Short problem:
Copy every line of the listing exactly.

Saved entries:
·····
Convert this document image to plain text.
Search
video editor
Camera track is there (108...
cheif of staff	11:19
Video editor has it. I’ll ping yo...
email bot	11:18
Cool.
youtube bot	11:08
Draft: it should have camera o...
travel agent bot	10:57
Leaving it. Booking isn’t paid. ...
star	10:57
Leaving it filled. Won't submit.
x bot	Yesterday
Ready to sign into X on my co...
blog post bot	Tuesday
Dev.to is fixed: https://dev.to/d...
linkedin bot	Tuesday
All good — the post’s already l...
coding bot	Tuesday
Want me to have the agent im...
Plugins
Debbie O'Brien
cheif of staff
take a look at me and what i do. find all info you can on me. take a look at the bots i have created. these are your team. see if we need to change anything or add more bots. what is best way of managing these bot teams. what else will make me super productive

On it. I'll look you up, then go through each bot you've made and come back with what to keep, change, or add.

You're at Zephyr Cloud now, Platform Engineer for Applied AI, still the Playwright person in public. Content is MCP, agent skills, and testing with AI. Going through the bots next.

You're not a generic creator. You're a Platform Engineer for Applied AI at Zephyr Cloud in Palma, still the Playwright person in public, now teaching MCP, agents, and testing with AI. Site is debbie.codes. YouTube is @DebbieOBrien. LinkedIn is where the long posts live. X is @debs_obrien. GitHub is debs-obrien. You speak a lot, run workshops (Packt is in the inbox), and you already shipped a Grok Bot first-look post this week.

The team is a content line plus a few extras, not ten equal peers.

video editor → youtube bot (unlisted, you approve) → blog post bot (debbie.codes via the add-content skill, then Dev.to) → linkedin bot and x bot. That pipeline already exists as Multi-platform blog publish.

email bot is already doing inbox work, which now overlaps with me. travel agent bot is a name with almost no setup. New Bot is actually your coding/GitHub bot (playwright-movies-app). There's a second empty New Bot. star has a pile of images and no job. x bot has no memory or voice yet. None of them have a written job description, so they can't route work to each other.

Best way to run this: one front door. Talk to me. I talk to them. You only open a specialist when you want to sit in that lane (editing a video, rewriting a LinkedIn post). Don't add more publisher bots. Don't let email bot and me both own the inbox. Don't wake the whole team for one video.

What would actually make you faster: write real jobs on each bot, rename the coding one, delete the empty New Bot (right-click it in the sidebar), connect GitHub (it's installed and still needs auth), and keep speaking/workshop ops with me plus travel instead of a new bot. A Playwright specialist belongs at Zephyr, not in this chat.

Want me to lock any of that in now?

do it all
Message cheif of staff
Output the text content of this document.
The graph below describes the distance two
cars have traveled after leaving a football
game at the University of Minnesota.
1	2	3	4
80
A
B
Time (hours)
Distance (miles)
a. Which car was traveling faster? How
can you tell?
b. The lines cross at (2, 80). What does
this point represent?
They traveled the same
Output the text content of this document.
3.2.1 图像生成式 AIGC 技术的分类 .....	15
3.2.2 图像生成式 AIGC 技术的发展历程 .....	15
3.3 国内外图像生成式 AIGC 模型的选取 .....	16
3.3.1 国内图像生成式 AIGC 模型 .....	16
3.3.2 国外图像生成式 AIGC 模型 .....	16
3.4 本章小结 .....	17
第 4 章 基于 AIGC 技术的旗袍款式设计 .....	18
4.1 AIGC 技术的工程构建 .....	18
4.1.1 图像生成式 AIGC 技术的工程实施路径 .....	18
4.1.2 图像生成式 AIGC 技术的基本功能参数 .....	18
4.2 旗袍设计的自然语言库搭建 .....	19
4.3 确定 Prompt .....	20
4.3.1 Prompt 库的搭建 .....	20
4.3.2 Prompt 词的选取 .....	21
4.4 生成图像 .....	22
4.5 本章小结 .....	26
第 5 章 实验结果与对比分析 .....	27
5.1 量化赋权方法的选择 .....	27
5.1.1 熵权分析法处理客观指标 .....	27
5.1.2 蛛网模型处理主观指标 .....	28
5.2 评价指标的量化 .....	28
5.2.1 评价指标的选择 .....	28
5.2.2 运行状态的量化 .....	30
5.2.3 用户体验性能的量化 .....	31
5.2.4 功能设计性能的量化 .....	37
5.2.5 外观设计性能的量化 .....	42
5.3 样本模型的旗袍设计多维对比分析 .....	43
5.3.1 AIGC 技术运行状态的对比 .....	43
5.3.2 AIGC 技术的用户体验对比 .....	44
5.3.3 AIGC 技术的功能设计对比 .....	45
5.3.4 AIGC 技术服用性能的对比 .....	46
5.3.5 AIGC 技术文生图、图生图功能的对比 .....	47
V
·····
Expected answer:
Convert this document image to plain text.
Search
video editor
Camera track is there (108...
cheif of staff	11:19
Video editor has it. I’ll ping yo...
email bot	11:18
Cool.
youtube bot	11:08
Draft: it should have camera o...
travel agent bot	10:57
Leaving it. Booking isn’t paid. ...
star	10:57
Leaving it filled. Won't submit.
x bot	Yesterday
Ready to sign into X on my co...
blog post bot	Tuesday
Dev.to is fixed: https://dev.to/d...
linkedin bot	Tuesday
All good — the post’s already l...
coding bot	Tuesday
Want me to have the agent im...
Plugins
Debbie O'Brien
cheif of staff
take a look at me and what i do. find all info you can on me. take a look at the bots i have created. these are your team. see if we need to change anything or add more bots. what is best way of managing these bot teams. what else will make me super productive

On it. I'll look you up, then go through each bot you've made and come back with what to keep, change, or add.

You're at Zephyr Cloud now, Platform Engineer for Applied AI, still the Playwright person in public. Content is MCP, agent skills, and testing with AI. Going through the bots next.

You're not a generic creator. You're a Platform Engineer for Applied AI at Zephyr Cloud in Palma, still the Playwright person in public, now teaching MCP, agents, and testing with AI. Site is debbie.codes. YouTube is @DebbieOBrien. LinkedIn is where the long posts live. X is @debs_obrien. GitHub is debs-obrien. You speak a lot, run workshops (Packt is in the inbox), and you already shipped a Grok Bot first-look post this week.

The team is a content line plus a few extras, not ten equal peers.

video editor → youtube bot (unlisted, you approve) → blog post bot (debbie.codes via the add-content skill, then Dev.to) → linkedin bot and x bot. That pipeline already exists as Multi-platform blog publish.

email bot is already doing inbox work, which now overlaps with me. travel agent bot is a name with almost no setup. New Bot is actually your coding/GitHub bot (playwright-movies-app). There's a second empty New Bot. star has a pile of images and no job. x bot has no memory or voice yet. None of them have a written job description, so they can't route work to each other.

Best way to run this: one front door. Talk to me. I talk to them. You only open a specialist when you want to sit in that lane (editing a video, rewriting a LinkedIn post). Don't add more publisher bots. Don't let email bot and me both own the inbox. Don't wake the whole team for one video.

What would actually make you faster: write real jobs on each bot, rename the coding one, delete the empty New Bot (right-click it in the sidebar), connect GitHub (it's installed and still needs auth), and keep speaking/workshop ops with me plus travel instead of a new bot. A Playwright specialist belongs at Zephyr, not in this chat.

Want me to lock any of that in now?

do it all
Message cheif of staff
Output the text content of this document.
The graph below describes the distance two
cars have traveled after leaving a football
game at the University of Minnesota.
1	2	3	4
80
A
B
Time (hours)
Distance (miles)
a. Which car was traveling faster? How
can you tell?
b. The lines cross at (2, 80). What does
this point represent?
They traveled the same
Output the text content of this document.
3.2.1 图像生成式 AIGC 技术的分类 .....	15
3.2.2 图像生成式 AIGC 技术的发展历程 .....	15
3.3 国内外图像生成式 AIGC 模型的选取 .....	16
3.3.1 国内图像生成式 AIGC 模型 .....	16
3.3.2 国外图像生成式 AIGC 模型 .....	16
3.4 本章小结 .....	17
第 4 章 基于 AIGC 技术的旗袍款式设计 .....	18
4.1 AIGC 技术的工程构建 .....	18
4.1.1 图像生成式 AIGC 技术的工程实施路径 .....	18
4.1.2 图像生成式 AIGC 技术的基本功能参数 .....	18
4.2 旗袍设计的自然语言库搭建 .....	19
4.3 确定 Prompt .....	20
4.3.1 Prompt 库的搭建 .....	20
4.3.2 Prompt 词的选取 .....	21
4.4 生成图像 .....	22
4.5 本章小结 .....	26
第 5 章 实验结果与对比分析 .....	27
5.1 量化赋权方法的选择 .....	27
5.1.1 熵权分析法处理客观指标 .....	27
5.1.2 蛛网模型处理主观指标 .....	28
5.2 评价指标的量化 .....	28
5.2.1 评价指标的选择 .....	28
5.2.2 运行状态的量化 .....	30
5.2.3 用户体验性能的量化 .....	31
5.2.4 功能设计性能的量化 .....	37
5.2.5 外观设计性能的量化 .....	42
5.3 样本模型的旗袍设计多维对比分析 .....	43
5.3.1 AIGC 技术运行状态的对比 .....	43
5.3.2 AIGC 技术的用户体验对比 .....	44
5.3.3 AIGC 技术的功能设计对比 .....	45
5.3.4 AIGC 技术服用性能的对比 .....	46
5.3.5 AIGC 技术文生图、图生图功能的对比 .....	47
V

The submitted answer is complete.